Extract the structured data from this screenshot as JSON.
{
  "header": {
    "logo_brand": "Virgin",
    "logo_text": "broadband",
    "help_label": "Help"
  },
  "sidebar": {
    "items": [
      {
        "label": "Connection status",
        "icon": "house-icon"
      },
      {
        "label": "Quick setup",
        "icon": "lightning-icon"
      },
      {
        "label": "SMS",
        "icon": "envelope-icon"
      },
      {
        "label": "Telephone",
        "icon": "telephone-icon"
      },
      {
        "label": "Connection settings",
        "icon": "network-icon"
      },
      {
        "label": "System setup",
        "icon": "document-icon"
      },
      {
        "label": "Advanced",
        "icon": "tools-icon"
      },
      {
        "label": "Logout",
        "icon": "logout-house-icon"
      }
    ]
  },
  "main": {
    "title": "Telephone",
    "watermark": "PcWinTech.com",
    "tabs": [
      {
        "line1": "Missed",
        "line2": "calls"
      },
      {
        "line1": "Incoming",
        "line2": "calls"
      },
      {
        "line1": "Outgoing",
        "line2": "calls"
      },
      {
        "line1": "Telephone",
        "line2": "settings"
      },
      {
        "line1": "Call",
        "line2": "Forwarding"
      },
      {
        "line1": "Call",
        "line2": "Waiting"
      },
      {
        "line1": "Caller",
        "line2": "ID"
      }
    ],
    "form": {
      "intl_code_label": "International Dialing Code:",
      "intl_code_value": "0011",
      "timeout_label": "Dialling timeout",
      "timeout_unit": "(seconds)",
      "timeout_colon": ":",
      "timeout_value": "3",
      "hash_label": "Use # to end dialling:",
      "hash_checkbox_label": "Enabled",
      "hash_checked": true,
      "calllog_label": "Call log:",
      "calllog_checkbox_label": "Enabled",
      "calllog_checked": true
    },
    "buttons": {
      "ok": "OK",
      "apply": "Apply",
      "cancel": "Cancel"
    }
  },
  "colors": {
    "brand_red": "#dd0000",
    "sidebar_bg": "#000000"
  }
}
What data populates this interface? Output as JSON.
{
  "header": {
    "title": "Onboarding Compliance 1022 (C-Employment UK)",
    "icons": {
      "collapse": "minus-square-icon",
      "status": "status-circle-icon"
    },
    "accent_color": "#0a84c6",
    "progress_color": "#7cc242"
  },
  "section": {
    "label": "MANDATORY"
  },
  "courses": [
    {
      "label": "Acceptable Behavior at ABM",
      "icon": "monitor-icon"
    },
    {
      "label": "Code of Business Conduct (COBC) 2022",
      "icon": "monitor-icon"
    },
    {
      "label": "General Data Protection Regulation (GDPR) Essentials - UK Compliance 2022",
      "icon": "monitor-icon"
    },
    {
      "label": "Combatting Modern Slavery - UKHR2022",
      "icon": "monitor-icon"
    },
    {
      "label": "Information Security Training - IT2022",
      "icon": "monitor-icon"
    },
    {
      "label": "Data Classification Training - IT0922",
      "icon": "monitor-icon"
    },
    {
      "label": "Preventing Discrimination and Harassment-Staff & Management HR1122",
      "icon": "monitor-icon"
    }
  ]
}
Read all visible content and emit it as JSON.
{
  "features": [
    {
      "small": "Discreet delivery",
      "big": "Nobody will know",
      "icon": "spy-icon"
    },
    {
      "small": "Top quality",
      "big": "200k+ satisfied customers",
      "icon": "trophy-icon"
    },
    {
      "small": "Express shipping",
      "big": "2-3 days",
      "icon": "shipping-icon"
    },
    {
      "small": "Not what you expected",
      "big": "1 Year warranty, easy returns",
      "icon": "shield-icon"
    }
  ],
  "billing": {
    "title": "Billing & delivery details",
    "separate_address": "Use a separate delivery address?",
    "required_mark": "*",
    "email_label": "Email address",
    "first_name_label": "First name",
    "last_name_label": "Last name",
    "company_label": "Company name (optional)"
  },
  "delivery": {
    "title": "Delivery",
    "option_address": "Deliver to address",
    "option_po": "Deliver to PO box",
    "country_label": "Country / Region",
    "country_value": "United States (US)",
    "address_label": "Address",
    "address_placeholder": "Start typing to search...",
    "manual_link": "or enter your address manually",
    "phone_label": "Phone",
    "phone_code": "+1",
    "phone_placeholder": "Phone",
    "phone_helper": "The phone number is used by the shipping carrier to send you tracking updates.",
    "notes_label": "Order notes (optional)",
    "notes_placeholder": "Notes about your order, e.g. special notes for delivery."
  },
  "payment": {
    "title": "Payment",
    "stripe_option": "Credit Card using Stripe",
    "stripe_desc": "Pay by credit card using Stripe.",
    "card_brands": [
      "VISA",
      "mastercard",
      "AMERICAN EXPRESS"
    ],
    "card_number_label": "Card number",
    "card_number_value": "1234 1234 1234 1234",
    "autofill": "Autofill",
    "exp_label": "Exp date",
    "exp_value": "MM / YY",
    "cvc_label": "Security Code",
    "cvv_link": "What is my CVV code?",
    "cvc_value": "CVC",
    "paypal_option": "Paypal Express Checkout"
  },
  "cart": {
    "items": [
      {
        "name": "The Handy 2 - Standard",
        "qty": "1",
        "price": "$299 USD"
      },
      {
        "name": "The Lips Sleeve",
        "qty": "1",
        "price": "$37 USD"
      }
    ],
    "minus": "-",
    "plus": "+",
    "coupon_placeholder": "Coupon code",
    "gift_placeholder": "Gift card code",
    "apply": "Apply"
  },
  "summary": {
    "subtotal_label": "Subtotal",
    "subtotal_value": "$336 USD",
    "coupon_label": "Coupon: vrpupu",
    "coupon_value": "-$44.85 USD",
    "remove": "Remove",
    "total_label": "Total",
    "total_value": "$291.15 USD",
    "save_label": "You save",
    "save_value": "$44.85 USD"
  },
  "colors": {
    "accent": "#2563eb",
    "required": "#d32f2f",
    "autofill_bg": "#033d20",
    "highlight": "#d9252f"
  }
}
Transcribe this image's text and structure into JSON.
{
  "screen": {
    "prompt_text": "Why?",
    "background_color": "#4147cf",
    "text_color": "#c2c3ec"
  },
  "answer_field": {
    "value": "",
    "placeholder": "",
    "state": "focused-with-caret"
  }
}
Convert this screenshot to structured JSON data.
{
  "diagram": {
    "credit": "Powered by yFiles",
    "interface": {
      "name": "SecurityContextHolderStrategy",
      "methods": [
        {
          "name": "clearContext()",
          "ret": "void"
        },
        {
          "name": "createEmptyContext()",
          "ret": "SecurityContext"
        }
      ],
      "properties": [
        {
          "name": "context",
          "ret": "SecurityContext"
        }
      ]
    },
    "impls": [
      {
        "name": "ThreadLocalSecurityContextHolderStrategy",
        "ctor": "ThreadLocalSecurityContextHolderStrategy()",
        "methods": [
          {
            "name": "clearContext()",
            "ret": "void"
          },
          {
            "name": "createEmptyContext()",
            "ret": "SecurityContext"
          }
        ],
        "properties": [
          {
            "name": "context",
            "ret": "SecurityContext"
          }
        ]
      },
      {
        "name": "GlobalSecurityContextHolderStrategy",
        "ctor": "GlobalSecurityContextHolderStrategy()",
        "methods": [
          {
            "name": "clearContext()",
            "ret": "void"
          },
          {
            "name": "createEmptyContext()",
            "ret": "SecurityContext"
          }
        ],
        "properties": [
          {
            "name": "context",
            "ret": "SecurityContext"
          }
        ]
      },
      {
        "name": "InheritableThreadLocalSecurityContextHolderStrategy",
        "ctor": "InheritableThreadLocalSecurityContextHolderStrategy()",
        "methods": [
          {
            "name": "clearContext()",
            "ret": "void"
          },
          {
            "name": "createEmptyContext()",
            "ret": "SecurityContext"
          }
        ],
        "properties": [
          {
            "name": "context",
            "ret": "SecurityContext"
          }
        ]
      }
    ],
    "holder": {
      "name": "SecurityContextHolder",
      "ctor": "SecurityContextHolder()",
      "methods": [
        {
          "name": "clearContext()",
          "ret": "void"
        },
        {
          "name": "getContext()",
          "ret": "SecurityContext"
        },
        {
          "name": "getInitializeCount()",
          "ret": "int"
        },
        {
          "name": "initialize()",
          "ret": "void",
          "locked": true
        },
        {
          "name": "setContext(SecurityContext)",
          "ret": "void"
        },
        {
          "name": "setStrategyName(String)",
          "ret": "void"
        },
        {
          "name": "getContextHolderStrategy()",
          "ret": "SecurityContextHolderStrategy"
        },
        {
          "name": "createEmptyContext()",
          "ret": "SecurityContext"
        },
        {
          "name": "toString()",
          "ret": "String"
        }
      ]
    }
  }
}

Given problem
Show every line that contains the word "structured".

Full answer
Extract the structured data from this screenshot as JSON.
Convert this screenshot to structured JSON data.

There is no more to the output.